> [WHAT YOU NEED TO DO]:
Check each line for the word "reclamação" and report how many have it. Give nothing else.

> [ENTRIES PROVIDED]:
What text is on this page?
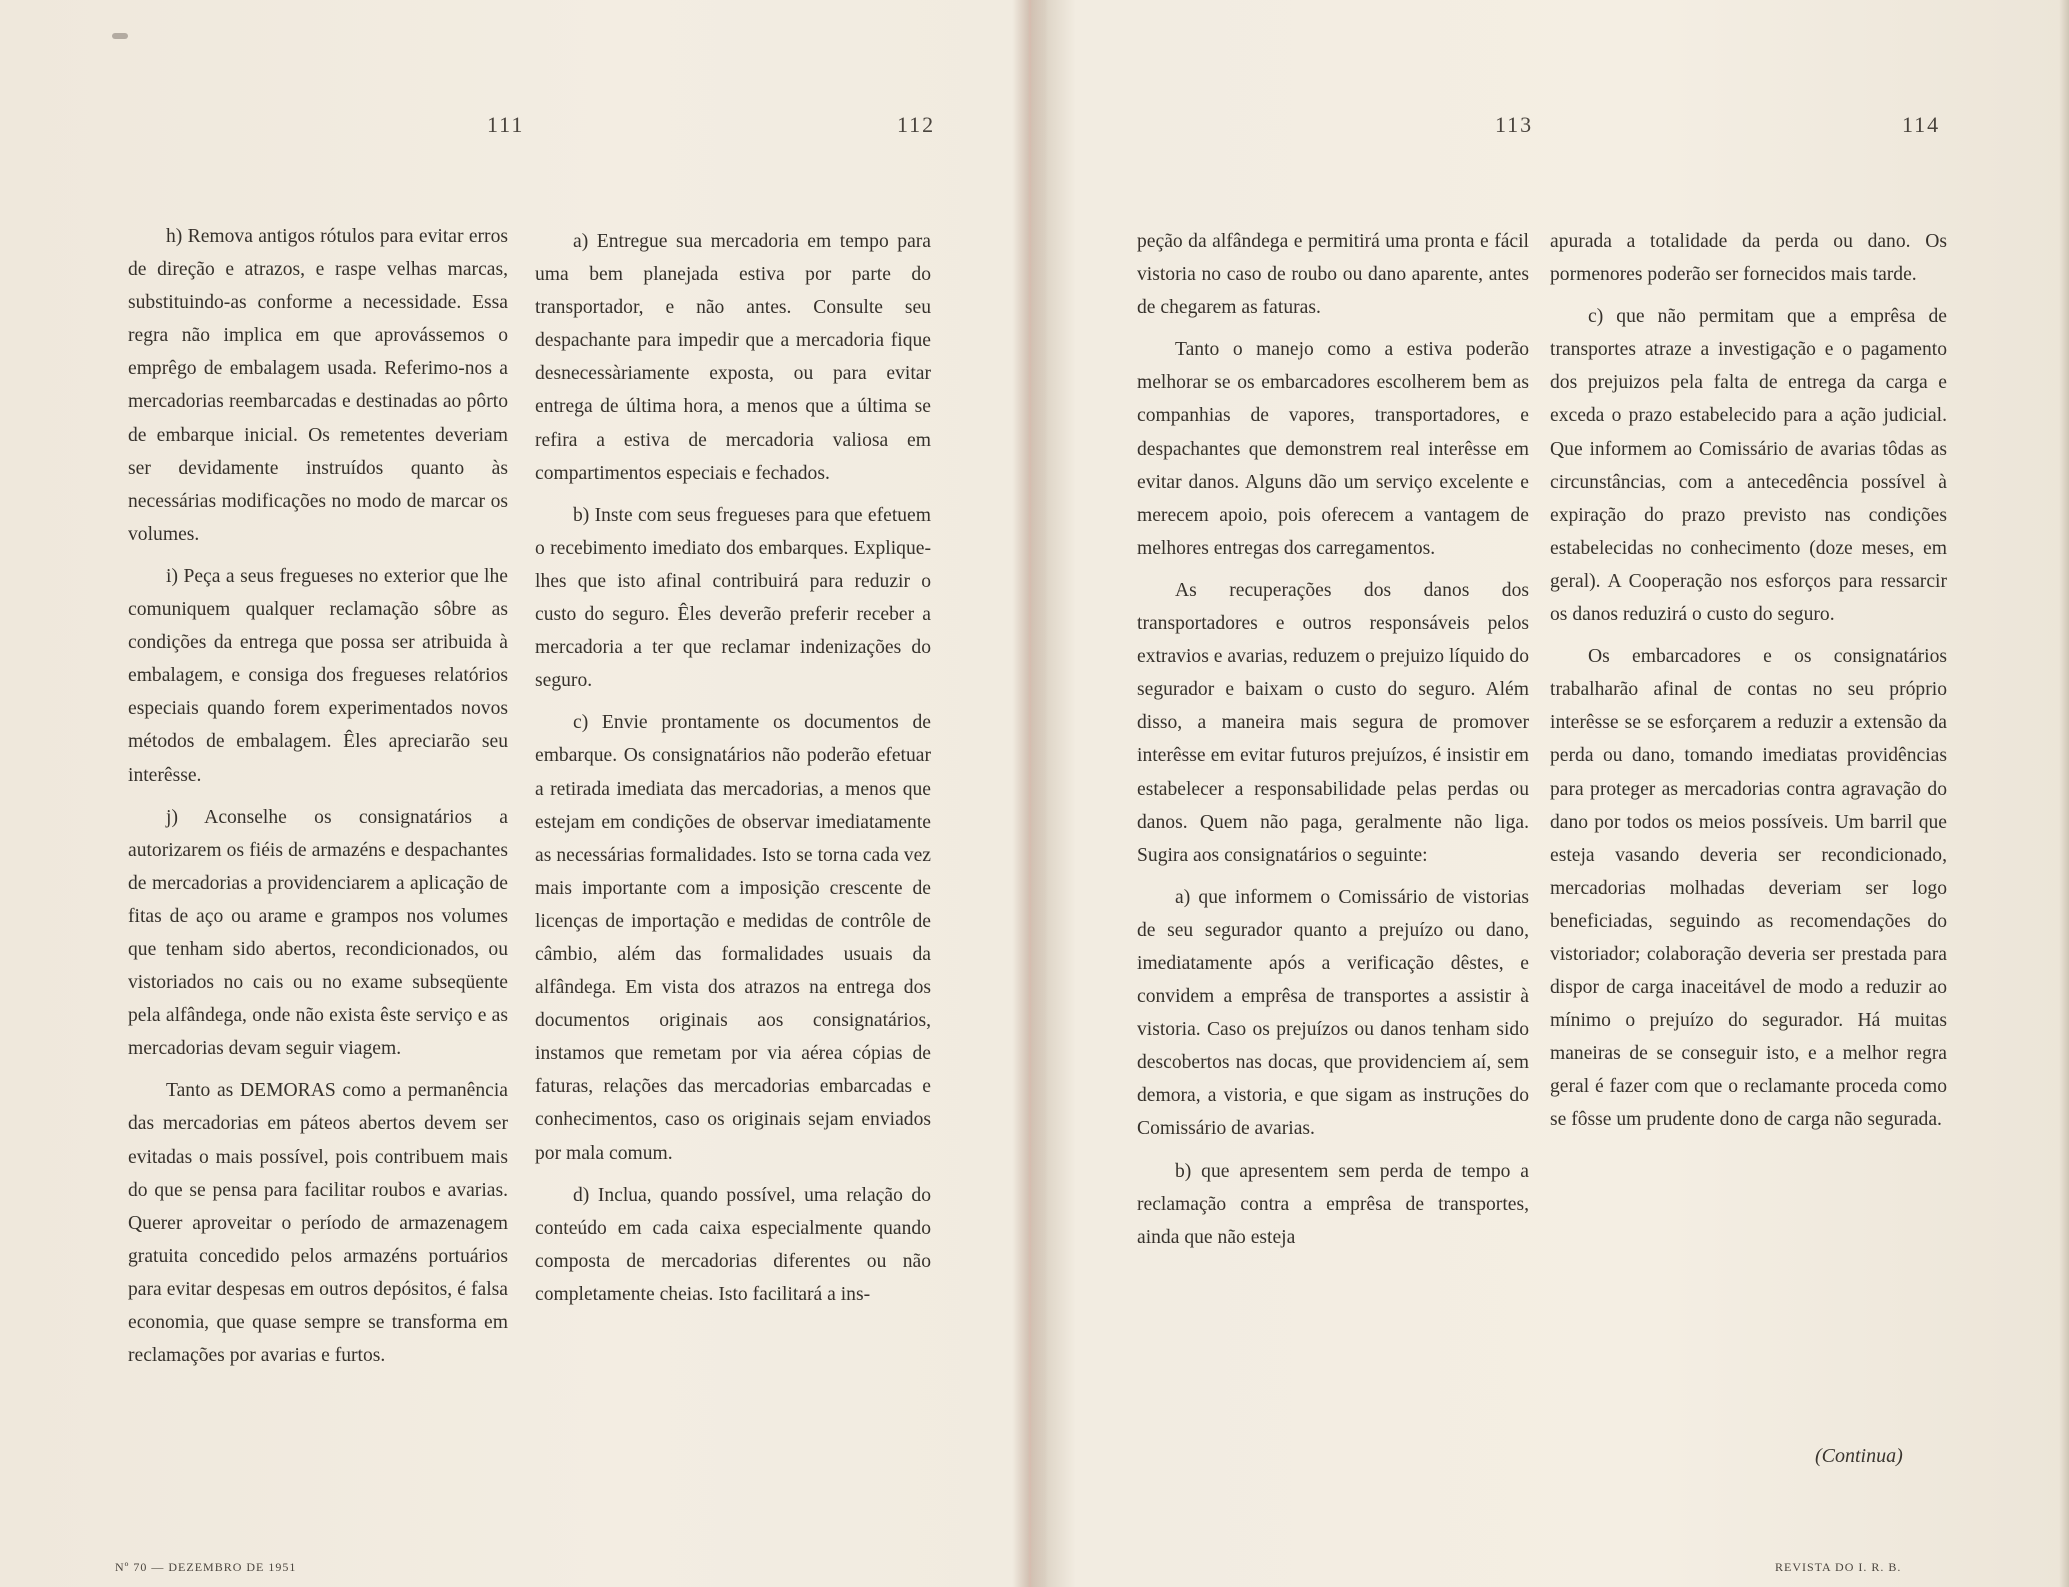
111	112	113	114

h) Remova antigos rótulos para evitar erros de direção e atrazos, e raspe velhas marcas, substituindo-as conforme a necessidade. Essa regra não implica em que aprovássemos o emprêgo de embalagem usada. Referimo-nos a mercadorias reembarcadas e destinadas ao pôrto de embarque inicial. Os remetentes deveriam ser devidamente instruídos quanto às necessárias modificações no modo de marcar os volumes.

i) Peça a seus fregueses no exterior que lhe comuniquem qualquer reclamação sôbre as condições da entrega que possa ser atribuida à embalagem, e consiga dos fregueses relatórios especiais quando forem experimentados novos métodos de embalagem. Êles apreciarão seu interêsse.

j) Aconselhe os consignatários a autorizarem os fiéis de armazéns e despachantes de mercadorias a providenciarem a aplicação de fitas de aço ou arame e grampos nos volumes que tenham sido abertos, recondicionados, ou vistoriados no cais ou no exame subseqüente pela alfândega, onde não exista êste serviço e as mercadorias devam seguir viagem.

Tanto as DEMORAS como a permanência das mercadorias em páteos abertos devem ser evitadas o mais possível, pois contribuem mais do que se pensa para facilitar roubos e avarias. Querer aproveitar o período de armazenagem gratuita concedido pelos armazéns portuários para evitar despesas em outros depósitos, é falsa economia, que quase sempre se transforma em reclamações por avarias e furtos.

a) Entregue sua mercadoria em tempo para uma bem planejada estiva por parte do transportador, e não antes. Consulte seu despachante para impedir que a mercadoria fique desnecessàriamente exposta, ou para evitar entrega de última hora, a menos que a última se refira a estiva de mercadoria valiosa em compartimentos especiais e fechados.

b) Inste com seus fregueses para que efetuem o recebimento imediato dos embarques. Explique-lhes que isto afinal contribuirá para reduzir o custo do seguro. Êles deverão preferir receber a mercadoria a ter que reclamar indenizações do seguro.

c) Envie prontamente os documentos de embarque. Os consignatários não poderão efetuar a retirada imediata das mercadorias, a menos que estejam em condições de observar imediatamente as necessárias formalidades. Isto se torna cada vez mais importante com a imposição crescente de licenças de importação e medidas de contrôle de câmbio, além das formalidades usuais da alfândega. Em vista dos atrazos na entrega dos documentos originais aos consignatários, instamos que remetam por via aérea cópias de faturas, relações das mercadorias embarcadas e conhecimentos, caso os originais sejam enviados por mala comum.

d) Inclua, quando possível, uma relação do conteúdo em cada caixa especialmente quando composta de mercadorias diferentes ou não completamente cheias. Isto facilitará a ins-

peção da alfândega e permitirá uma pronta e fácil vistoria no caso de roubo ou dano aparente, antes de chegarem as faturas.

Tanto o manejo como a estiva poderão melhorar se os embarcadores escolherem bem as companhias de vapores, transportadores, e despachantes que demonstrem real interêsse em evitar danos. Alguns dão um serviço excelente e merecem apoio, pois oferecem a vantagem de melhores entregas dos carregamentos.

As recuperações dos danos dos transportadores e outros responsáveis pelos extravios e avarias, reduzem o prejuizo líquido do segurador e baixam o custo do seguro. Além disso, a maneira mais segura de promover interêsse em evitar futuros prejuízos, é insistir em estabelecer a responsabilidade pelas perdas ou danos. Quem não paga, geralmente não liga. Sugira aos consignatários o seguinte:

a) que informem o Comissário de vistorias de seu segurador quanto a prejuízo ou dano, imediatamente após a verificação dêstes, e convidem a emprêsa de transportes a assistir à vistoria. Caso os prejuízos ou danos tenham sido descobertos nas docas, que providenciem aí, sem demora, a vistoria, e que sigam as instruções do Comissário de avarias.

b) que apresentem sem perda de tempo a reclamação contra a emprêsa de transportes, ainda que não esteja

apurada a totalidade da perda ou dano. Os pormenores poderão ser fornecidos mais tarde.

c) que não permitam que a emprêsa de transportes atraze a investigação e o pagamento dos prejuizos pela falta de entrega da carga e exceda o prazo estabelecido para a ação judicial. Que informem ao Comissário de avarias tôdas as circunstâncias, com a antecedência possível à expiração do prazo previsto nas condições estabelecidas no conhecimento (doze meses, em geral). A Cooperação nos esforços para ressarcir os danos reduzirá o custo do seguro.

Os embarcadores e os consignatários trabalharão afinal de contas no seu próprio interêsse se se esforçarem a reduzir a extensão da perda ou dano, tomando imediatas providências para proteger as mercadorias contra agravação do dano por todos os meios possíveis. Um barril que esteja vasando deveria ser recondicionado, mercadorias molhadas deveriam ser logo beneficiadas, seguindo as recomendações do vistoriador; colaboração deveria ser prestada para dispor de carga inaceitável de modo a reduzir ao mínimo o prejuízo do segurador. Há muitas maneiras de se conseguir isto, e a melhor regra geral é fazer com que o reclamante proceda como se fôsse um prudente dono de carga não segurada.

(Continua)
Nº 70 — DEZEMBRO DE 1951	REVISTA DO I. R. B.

> [WORKED ANSWER]:
2